- [Work to be completed]: Copy each line where the word "showed" occurs.

- [Data records]:

:::

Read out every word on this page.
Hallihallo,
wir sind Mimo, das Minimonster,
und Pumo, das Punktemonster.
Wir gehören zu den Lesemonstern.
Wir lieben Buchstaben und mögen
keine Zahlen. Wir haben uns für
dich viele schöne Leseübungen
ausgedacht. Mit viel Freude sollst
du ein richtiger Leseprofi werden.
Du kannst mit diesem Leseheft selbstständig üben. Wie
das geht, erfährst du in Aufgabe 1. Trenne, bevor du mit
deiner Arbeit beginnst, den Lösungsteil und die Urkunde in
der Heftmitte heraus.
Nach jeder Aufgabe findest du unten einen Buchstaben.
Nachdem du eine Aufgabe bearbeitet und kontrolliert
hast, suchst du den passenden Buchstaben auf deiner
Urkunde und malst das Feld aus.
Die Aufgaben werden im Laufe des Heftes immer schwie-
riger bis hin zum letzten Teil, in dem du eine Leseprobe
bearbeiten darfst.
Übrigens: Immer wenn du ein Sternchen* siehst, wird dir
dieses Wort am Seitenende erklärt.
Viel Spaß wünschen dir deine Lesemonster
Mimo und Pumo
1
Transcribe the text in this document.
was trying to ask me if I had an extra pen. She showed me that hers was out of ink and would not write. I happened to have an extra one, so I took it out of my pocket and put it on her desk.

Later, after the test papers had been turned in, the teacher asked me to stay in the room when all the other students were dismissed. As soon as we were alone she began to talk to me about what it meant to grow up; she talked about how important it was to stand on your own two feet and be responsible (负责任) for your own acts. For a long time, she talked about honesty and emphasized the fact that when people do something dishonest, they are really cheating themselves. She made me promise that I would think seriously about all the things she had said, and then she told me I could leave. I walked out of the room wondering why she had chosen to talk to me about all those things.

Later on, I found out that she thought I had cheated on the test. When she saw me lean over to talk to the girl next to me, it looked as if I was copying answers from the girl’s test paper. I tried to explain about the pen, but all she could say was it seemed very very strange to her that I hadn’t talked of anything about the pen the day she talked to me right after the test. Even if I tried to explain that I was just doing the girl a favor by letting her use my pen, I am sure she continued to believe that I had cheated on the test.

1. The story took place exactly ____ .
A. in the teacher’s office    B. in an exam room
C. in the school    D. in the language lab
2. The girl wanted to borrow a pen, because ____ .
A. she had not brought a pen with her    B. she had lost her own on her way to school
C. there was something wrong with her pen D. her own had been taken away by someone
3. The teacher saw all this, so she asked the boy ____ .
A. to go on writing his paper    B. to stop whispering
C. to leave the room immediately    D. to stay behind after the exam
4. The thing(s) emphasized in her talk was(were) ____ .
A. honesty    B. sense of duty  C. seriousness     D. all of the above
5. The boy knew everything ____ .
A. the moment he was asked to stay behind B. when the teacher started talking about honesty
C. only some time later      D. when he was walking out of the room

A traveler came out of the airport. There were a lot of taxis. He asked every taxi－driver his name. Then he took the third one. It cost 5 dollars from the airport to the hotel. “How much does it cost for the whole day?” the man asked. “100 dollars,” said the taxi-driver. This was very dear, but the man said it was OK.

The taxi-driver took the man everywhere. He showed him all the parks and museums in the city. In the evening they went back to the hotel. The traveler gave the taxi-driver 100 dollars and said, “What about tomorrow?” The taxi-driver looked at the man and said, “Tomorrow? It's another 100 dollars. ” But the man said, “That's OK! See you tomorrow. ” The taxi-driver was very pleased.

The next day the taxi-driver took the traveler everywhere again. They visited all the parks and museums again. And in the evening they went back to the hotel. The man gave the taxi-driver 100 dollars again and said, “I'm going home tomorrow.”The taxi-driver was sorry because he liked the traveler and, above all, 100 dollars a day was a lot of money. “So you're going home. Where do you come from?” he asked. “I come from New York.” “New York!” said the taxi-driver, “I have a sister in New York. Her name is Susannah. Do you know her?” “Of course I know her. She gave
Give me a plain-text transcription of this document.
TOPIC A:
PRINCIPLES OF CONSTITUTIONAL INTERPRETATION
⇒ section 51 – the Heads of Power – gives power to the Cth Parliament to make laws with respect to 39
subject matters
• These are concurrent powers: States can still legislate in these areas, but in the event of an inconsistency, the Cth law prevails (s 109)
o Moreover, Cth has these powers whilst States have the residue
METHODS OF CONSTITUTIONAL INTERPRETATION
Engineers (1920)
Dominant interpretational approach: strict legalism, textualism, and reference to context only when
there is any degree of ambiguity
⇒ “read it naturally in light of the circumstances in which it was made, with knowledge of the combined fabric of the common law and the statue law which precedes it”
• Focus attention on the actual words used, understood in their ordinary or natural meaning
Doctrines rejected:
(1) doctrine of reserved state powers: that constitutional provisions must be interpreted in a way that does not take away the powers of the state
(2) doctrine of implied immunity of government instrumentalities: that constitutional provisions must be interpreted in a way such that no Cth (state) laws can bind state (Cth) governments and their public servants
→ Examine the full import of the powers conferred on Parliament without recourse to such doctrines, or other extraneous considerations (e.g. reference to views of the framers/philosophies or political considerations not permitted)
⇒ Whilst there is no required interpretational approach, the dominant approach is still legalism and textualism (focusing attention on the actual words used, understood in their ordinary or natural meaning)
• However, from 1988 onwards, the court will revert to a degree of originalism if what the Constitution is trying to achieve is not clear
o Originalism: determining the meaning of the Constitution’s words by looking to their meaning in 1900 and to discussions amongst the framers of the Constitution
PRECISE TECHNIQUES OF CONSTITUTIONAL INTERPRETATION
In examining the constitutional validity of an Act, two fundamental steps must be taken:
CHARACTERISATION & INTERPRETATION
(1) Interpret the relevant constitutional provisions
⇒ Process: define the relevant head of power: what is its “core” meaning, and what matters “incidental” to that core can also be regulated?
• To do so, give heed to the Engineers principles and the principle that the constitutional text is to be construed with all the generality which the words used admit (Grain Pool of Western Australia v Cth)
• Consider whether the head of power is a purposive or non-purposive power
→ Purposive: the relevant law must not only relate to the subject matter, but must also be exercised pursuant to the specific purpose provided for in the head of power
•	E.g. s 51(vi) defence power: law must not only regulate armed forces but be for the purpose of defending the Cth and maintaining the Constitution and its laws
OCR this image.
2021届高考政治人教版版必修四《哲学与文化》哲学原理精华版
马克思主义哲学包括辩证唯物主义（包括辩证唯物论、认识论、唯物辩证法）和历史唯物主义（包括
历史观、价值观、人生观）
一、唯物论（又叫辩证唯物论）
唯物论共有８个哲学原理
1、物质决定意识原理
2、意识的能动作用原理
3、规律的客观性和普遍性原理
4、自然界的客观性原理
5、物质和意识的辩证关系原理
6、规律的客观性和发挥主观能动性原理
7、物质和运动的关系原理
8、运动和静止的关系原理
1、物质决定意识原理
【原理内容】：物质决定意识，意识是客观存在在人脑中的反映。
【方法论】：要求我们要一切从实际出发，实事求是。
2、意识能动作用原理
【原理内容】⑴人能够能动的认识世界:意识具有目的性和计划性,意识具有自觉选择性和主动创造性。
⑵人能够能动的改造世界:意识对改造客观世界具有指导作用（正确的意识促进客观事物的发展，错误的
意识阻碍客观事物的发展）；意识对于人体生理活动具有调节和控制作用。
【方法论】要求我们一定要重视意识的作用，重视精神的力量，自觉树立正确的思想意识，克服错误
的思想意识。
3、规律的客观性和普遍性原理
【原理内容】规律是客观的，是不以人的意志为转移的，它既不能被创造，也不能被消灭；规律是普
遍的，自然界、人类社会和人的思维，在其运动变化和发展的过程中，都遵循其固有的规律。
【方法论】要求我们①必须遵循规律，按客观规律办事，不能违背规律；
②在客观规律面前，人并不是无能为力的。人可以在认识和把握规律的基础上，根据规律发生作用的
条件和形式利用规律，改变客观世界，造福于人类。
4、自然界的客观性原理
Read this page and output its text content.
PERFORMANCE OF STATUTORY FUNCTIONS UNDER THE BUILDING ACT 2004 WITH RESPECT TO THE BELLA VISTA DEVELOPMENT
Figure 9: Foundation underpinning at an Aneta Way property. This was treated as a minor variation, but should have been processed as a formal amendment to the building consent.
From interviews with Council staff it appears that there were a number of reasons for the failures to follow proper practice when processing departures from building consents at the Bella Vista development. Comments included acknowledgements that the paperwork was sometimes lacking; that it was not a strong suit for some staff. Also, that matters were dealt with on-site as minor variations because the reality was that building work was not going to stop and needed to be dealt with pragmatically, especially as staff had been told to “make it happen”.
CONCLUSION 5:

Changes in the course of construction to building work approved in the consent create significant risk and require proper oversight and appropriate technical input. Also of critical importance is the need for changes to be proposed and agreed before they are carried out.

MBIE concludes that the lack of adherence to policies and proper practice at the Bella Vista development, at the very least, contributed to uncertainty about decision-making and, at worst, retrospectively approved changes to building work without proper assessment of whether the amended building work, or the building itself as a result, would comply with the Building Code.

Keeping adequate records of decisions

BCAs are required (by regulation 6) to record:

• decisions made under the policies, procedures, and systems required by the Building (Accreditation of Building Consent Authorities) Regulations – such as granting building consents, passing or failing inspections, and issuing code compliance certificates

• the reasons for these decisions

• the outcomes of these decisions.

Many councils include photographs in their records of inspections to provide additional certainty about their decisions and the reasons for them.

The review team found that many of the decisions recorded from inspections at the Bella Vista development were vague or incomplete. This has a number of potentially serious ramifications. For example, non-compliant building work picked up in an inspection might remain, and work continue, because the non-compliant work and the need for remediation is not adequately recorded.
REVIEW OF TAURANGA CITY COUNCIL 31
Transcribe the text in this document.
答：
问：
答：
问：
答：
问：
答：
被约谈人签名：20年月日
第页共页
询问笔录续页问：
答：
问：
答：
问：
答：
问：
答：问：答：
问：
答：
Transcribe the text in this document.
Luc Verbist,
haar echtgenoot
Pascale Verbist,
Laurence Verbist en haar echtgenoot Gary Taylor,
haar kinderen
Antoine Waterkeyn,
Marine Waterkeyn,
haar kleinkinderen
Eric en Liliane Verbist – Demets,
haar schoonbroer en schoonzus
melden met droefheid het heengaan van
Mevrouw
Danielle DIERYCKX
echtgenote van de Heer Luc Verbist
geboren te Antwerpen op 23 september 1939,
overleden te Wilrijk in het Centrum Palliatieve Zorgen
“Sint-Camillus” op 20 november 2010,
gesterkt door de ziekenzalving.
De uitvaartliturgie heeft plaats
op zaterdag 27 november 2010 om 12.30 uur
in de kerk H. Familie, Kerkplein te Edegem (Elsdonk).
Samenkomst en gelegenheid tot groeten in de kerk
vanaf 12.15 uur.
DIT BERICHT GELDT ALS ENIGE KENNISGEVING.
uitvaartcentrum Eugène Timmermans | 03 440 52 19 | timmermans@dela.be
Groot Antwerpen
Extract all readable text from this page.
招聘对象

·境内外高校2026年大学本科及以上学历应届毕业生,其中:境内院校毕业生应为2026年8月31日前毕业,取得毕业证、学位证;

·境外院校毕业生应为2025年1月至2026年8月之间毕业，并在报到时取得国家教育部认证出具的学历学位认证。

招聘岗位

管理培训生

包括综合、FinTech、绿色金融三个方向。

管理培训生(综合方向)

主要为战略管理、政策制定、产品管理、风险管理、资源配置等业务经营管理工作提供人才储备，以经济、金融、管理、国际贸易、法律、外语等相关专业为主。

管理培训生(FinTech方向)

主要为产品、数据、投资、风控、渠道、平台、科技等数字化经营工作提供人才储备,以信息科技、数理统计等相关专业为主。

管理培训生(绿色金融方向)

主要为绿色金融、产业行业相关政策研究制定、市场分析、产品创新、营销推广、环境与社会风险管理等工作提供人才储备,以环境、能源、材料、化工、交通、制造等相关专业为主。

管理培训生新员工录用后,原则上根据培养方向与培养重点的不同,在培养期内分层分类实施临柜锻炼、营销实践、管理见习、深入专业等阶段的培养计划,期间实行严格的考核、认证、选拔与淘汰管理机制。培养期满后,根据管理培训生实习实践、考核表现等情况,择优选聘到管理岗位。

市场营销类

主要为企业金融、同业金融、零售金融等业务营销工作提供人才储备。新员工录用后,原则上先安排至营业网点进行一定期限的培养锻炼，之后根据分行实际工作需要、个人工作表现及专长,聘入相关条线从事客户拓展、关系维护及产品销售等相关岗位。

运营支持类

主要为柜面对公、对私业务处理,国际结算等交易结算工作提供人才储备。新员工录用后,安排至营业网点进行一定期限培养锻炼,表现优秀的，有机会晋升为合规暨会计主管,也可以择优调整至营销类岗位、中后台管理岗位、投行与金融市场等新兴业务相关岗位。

:::

- [Task response]:
was trying to ask me if I had an extra pen. She showed me that hers was out of ink and would not write. I happened to have an extra one, so I took it out of my pocket and put it on her desk.
The taxi-driver took the man everywhere. He showed him all the parks and museums in the city. In the evening they went back to the hotel. The traveler gave the taxi-driver 100 dollars and said, “What about tomorrow?” The taxi-driver looked at the man and said, “Tomorrow? It's another 100 dollars. ” But the man said, “That's OK! See you tomorrow. ” The taxi-driver was very pleased.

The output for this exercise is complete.